- Selection
--------------------

[PLUG-TALK] SSD lstat performance questions and seeking hard proof
Richard
plug at hackhawk.net
Mon Nov 28 17:46:22 UTC 2016
Thanks for the response Tomas.
It's good to know of the some real usage scenarios. And to know that
SSD's may not necessarily result in a significant improvement.
Knowing that linode uses internal SSD is promising as a test scenario.
I use them for a backup name server, and so far they have been pretty
awesome. Wouldn't take much for me to setup a test web server over
there too.
Thanks again
Richard
On 11/27/2016 8:33 PM, Tom wrote:
> Hi Richard,
>
> Linode instances come with internal SSD storage. Perhaps that would be
> good target for your experiment. Check it out.
>
> I feel that you do have a lot of going on over the NFS and 15VMs
> sharing it. I used similar architecture and I also felt that a web app
> + DB bottleneck was disk bound. I have done a lot of experiments,
> including replacing NFS for internal disks and SAS SSDs.
>
> Unfortunately, in my case it DID NOT lead to significant enough
> application response time improvement. Local disks and especially SSDs
> made the OS's way more responsive, but not the web application. My
> conclusion at that time - Linux cashing can be quite good at speeding
> up network access to a lot of small files with small enough
> throughput. See your RAM disk experiment. Anyway, my root cause was DB
> related. In the end and it was resolved via application architectural
> change influenced by a "real DBA".
>
> Tomas
>
> On Fri, 2016-11-25 at 17:31 -0800, Richard Powell wrote:
>> On 11/25/2016 3:17 PM, Chris Schafer wrote:
>>>
>>> I feel like you aren't completely describing the architecture.
>>>
>>
>> Well, that's true. I was just trying to provide what I thought was
>> most relevant. :-)
>>
>>> It seems like there is some virtualization. A NAS. Networking of
>>> unknown configuration.
>>>
>>
>> Yes. I'm using VMware. ESXi 5.5. The primary drives for the VM's
>> are being served up from NFS shares on a 10 spindle RAID 5 array that
>> has 15k SAS drives. The shares are served over an internal 1GB
>> network. There is a 50GB write cache SSD on that network storage
>> device. But that doesn't help with the read's at all.
>>
>>> 10k is a lot of on board ssd.
>>>
>>
>> Indeed it is. It's not just the storage though. That's for a
>> completely new server that includes 256GB RAM and 2, 10 core
>> processors (2.4GHz). It includes roughly 9TB of usable SSD storage
>> with RAID 6.
>>
>>> Also this seems like you are doing a lot of things on this array.
>>>
>>
>> Mostly just shared hosting. But spread across multiple VM's. All
>> VM's have their primary hard drives on that same storage array.
>> There is approximately 15 VM's being served up from that same storage
>> array.
>>
>>> Give that the mix could have a significant effect. You could
>>> probably test on AWS instances using different storage types before
>>> jumping in.

--------------------

- Supplied records
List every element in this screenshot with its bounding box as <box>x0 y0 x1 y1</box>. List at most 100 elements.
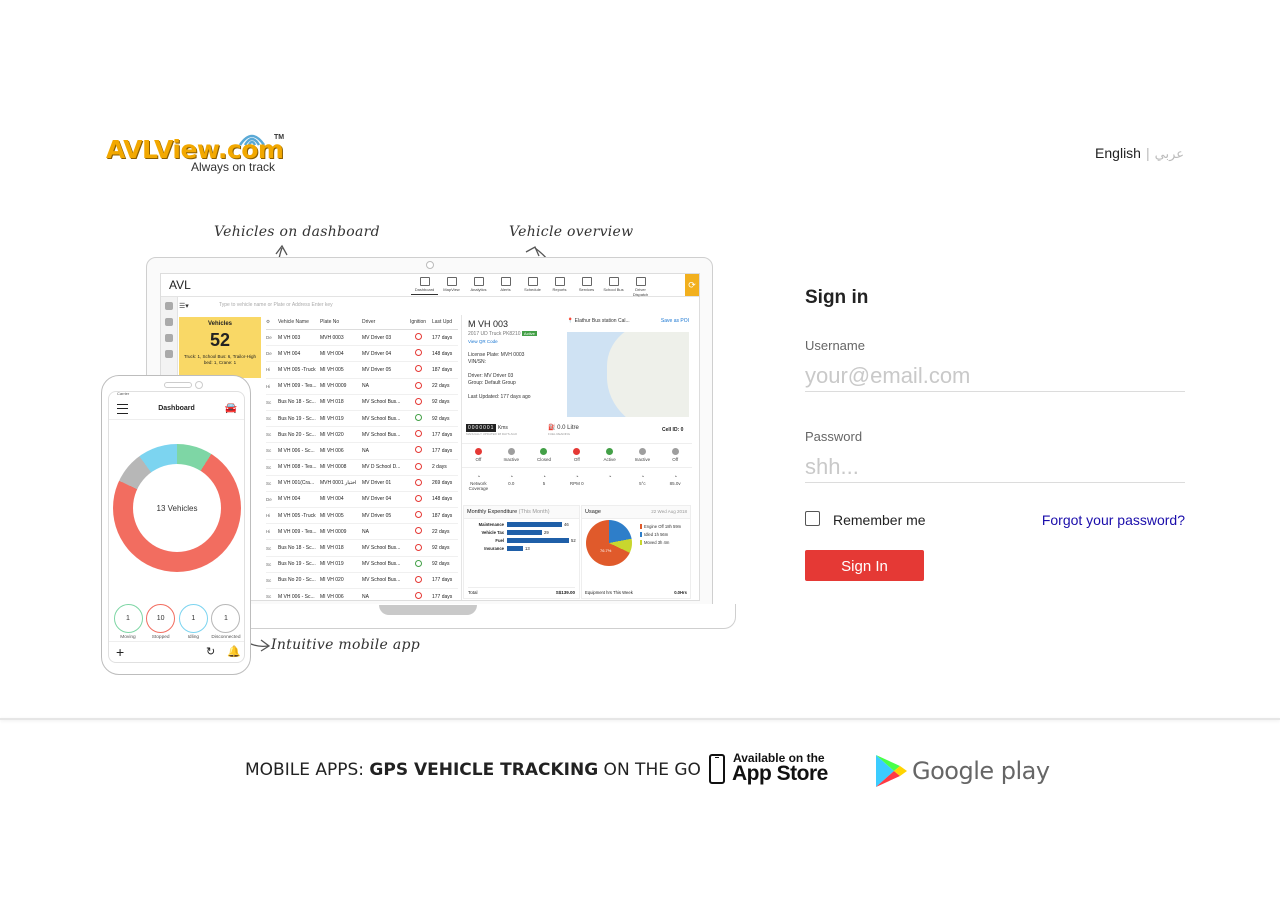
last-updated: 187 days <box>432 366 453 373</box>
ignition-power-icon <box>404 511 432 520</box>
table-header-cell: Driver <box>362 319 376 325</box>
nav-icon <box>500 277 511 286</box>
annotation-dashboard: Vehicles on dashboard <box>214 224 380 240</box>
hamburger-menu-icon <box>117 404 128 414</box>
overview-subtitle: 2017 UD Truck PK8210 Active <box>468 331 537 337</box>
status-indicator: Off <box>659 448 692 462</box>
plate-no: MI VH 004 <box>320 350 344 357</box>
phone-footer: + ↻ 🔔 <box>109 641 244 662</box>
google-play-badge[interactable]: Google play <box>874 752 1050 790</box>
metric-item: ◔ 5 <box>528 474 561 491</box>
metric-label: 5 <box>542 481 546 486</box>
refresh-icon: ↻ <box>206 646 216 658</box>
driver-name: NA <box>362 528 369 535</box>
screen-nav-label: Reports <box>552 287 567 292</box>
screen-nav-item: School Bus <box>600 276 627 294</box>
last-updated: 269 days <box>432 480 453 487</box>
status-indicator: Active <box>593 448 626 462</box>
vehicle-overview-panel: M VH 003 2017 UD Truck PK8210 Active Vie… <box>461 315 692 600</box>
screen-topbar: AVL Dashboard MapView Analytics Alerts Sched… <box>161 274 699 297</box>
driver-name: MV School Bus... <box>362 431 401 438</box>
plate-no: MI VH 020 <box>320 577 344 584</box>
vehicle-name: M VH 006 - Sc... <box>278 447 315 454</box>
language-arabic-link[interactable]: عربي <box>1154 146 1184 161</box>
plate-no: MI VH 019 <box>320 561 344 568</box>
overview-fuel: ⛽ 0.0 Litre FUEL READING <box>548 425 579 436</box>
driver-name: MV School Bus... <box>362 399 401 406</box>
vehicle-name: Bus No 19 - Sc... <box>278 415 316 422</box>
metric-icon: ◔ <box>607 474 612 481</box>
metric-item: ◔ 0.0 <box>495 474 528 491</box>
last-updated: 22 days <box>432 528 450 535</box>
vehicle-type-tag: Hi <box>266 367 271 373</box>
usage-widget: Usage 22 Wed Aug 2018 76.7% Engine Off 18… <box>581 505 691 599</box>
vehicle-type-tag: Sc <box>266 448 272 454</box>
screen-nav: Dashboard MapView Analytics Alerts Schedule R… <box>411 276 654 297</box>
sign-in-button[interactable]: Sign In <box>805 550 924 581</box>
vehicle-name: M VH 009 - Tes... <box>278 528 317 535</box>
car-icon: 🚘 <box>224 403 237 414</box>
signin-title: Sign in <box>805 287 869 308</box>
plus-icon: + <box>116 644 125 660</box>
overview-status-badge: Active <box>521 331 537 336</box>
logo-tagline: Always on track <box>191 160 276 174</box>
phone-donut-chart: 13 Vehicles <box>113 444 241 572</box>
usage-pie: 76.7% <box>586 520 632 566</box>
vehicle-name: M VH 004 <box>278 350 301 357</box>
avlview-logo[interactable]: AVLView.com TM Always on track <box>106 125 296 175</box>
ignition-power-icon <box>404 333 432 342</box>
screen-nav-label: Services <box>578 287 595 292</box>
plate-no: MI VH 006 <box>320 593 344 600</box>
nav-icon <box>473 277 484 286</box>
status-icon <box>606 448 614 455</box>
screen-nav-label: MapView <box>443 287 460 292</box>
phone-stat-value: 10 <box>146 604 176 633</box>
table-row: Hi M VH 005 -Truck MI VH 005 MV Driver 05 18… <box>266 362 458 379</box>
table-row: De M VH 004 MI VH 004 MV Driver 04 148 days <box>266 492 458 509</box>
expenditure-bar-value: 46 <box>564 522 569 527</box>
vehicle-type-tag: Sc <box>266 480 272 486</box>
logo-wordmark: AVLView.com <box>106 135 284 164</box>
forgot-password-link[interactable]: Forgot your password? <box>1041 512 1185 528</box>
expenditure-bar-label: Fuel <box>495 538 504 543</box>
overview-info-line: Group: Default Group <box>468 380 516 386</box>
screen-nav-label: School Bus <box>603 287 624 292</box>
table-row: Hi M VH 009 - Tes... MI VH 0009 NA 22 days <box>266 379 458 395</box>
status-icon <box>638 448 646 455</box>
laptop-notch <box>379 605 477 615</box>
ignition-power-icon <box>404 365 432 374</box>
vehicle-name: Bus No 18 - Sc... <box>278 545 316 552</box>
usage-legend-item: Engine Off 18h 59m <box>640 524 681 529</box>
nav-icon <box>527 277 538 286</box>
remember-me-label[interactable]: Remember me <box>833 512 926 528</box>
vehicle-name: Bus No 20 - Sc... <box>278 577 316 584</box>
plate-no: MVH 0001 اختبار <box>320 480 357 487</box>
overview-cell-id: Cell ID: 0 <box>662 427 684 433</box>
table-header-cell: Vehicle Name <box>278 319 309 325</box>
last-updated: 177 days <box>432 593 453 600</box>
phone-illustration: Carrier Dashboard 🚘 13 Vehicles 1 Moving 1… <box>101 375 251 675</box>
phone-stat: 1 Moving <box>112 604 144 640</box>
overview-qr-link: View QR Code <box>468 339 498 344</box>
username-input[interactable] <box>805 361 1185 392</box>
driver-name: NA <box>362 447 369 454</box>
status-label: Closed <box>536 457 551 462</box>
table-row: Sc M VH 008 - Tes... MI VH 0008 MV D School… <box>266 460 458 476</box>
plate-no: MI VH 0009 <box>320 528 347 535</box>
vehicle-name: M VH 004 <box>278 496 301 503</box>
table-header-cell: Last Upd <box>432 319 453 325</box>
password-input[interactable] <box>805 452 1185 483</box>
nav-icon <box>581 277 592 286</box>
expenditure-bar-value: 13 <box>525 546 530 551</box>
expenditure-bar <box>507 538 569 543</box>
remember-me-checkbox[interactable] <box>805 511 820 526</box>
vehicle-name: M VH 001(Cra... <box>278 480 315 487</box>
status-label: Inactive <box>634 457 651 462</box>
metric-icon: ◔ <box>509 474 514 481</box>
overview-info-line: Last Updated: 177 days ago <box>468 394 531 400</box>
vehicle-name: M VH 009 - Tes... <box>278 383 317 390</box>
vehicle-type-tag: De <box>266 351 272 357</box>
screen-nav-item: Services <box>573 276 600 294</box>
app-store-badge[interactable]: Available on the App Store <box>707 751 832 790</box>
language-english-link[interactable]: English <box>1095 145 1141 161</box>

--------------------

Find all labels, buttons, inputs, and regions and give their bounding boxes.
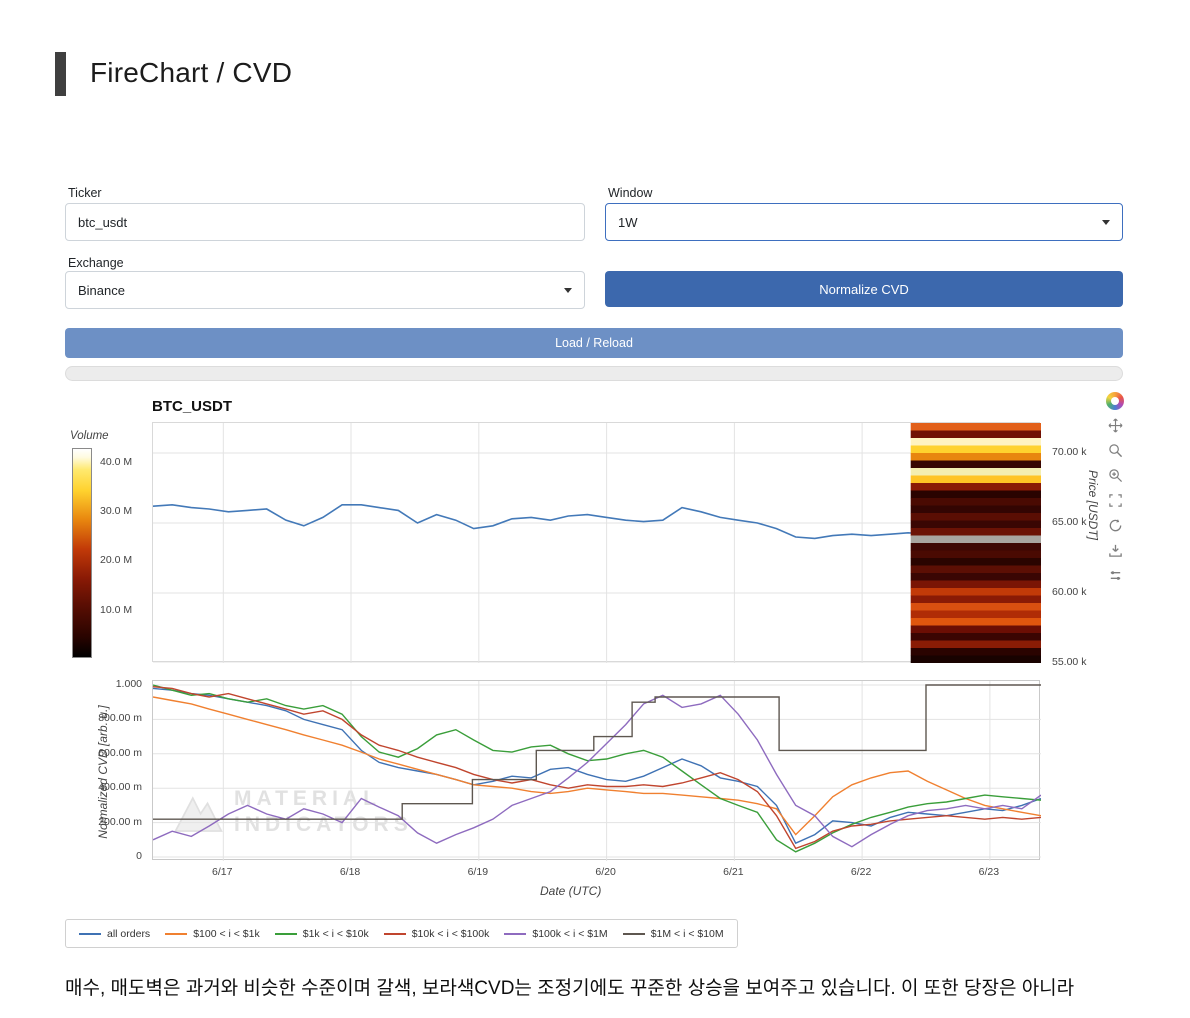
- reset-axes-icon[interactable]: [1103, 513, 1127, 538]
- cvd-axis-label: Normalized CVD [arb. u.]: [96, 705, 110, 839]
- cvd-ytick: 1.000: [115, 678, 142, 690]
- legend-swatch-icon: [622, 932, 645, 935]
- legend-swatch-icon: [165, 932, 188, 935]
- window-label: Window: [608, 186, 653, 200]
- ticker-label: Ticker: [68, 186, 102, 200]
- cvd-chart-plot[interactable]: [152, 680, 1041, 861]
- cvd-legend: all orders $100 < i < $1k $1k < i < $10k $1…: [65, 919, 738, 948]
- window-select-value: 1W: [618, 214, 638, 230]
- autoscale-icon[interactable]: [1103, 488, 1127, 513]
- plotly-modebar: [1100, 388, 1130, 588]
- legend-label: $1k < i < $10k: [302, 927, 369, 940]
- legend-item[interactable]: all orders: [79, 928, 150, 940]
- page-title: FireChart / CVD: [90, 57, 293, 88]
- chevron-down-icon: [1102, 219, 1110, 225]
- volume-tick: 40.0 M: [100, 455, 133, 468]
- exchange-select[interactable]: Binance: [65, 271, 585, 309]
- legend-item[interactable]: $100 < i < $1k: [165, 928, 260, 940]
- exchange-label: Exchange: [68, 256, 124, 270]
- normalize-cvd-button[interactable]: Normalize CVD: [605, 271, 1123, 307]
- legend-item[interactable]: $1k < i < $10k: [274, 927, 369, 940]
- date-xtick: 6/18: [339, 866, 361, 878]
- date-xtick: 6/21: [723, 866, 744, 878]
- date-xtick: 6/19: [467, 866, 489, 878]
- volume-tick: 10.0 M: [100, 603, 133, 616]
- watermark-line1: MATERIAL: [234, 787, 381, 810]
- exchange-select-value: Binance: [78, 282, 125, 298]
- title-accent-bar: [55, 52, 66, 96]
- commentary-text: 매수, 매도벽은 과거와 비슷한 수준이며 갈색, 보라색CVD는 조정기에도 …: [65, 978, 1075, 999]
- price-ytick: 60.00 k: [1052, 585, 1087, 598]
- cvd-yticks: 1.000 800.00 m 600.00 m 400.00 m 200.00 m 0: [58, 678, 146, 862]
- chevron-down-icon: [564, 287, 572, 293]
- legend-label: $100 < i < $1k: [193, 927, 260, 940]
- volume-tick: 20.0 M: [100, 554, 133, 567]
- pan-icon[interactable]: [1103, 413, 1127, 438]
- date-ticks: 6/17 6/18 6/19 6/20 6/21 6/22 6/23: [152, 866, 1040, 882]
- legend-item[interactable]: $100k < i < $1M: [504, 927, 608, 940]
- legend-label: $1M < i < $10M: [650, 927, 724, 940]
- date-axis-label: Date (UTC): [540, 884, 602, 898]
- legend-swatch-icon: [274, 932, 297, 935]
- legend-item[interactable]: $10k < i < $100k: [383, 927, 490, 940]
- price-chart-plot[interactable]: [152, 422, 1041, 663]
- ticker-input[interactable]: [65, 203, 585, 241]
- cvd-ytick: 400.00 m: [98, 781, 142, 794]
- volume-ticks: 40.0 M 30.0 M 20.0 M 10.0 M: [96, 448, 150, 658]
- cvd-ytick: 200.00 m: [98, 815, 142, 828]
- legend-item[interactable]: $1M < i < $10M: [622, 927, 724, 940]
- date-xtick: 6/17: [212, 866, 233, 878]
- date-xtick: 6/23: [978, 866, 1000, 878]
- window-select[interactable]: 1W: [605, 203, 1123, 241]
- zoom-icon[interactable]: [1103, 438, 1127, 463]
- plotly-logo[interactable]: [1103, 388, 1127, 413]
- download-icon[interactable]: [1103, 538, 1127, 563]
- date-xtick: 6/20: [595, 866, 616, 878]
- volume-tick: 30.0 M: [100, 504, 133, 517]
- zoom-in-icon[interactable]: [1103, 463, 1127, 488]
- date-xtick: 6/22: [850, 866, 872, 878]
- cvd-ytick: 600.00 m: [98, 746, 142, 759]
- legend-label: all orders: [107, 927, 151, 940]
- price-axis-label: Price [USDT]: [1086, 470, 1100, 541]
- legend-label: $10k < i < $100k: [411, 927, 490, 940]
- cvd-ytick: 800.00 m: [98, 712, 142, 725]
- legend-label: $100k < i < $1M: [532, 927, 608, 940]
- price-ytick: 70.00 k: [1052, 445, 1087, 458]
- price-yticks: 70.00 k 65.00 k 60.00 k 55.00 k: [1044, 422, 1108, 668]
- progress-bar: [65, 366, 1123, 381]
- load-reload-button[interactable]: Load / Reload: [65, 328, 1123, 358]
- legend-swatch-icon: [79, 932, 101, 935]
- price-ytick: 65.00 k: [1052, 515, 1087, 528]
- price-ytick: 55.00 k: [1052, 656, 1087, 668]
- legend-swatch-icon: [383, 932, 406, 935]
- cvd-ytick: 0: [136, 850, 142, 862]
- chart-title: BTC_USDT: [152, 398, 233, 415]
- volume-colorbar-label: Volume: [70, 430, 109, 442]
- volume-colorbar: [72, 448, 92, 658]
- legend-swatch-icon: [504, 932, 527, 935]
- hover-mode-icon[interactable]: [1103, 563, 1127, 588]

--------------------

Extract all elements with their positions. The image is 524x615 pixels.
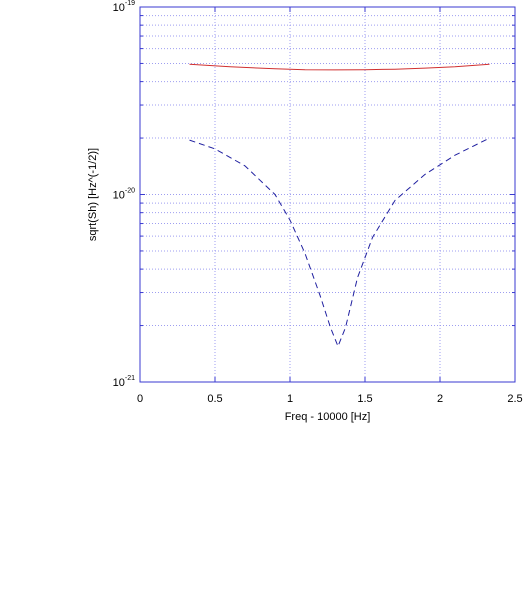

--------------------

- Stated task 1
In the SSD performance thread, why did Tomas find that moving to local disks and SSDs did not noticeably speed up his web application? Answer in one to three sentences.
- Stated task 2
Carry on the SSD performance thread from its last line.
The records have no connection to the SSD performance thread.

- Exercise answer 1
Tomas found that the real root cause of his slowdown was related to the database, and it was eventually fixed by an architectural change to the application. He also concluded that Linux caching can already do a good job of speeding up network access to many small files at modest throughput. Faster disks therefore made the operating systems more responsive but did little for the application.

- Exercise answer 2
>>>
>>
>> I'm curious. How could AWS simulate the scenario of having SSD's
>> directly installed on a server running ESXi, and also loading the
>> VM's files from that same SSD storage? I mean, perhaps I could use
>> an AWS scenario to compare performance to my own. But that wouldn't
>> necessarily tell me how switching to directly connected SSD's will
>> effect my current situation.
>>
>> Thanks for the response.
>> Richard
>>
>>
>>
>>>
>>> On Nov 25, 2016 3:15 PM, "Richard" <plug at hackhawk.net
>>> <mailto:plug at hackhawk.net>> wrote:
>>>> Hello,
>>>>
>>>> I am seeking advice before moving forward with a potential large
>>>> investment. I don't want to make such a large purchase unless I'm
>>>> absolutely certain it's going to solve the problem that I perceive
>>>> to be
>>>> my biggest problem right now. I figured there would be a plethora of
>>>> expertise on this list. :-)
>>>>
>>>> I'm considering switching from network storage of NFS shares (SAS 15k
>>>> RAID 5, 10 spindles) to solid state drives directly connected to the
>>>> server. But alas, the SSD's are extremely expensive, and I'm not sure
>>>> how to go about ensuring they're going to improve things for me. I can
>>>> only surmise that they will.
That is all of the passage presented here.